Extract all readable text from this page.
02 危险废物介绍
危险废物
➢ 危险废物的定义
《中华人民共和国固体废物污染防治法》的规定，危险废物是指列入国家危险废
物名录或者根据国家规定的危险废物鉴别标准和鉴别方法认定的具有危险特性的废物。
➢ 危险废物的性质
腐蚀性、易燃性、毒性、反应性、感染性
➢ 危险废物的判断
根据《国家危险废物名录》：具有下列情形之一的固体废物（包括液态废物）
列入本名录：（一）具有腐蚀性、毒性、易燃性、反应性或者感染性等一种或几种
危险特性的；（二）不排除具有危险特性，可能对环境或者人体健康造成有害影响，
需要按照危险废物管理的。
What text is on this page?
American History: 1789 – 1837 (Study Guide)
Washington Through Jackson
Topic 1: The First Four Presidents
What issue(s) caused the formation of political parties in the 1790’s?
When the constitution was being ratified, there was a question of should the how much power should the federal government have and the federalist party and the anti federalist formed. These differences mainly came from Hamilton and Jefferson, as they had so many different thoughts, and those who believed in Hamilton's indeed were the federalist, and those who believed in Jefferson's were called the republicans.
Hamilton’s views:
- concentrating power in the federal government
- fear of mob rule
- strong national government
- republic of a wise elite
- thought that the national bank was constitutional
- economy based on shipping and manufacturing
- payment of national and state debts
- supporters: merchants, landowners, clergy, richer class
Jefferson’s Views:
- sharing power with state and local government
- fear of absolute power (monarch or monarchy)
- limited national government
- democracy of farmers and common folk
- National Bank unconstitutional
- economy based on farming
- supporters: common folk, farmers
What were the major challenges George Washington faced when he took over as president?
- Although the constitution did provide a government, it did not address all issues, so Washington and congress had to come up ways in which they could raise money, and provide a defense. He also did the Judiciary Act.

----------

→ **What the exercise asks**: Look through the entries above; copy every line holding the string "they".

→ **Task solution**:
When the constitution was being ratified, there was a question of should the how much power should the federal government have and the federalist party and the anti federalist formed. These differences mainly came from Hamilton and Jefferson, as they had so many different thoughts, and those who believed in Hamilton's indeed were the federalist, and those who believed in Jefferson's were called the republicans.
- Although the constitution did provide a government, it did not address all issues, so Washington and congress had to come up ways in which they could raise money, and provide a defense. He also did the Judiciary Act.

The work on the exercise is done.